Go through the entries below and copy each line containing the word "master".

***** MATERIAL FOR THE TASK

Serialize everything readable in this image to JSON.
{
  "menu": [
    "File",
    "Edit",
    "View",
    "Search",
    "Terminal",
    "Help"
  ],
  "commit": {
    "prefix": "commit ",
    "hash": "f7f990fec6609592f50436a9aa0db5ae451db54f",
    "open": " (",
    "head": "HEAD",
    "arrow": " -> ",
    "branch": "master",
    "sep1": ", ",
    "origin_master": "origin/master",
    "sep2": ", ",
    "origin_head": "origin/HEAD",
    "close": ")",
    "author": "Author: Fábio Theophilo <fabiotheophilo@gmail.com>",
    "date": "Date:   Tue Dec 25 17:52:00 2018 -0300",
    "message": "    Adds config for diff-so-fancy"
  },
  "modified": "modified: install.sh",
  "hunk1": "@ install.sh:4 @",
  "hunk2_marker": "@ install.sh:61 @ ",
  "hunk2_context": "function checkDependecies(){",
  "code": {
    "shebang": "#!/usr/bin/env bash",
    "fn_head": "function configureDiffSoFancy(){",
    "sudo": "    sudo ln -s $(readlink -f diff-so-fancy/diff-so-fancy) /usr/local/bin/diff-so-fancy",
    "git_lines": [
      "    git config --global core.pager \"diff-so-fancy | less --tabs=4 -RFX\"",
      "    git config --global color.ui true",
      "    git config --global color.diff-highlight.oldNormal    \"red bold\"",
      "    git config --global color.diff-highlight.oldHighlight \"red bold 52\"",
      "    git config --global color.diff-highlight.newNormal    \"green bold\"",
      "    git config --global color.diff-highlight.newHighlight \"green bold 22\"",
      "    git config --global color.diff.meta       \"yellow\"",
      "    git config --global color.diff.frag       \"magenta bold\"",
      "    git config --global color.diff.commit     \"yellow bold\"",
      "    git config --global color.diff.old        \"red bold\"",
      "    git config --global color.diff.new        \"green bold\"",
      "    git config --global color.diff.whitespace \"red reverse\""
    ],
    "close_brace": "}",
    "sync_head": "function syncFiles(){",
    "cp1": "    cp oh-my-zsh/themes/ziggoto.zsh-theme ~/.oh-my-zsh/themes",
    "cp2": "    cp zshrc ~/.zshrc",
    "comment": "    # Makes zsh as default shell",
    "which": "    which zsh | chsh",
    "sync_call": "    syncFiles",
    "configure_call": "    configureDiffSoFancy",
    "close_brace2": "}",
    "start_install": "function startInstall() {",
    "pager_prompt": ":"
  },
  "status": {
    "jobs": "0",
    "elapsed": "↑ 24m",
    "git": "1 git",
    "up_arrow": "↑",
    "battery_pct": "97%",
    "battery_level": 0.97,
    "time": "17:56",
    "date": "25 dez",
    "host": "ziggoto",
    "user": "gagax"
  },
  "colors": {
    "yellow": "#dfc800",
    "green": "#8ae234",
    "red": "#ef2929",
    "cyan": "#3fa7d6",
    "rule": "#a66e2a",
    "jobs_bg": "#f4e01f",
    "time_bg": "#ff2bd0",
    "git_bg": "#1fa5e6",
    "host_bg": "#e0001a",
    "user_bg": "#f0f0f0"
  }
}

**********

## ANSWER
    "branch": "master",
    "origin_master": "origin/master",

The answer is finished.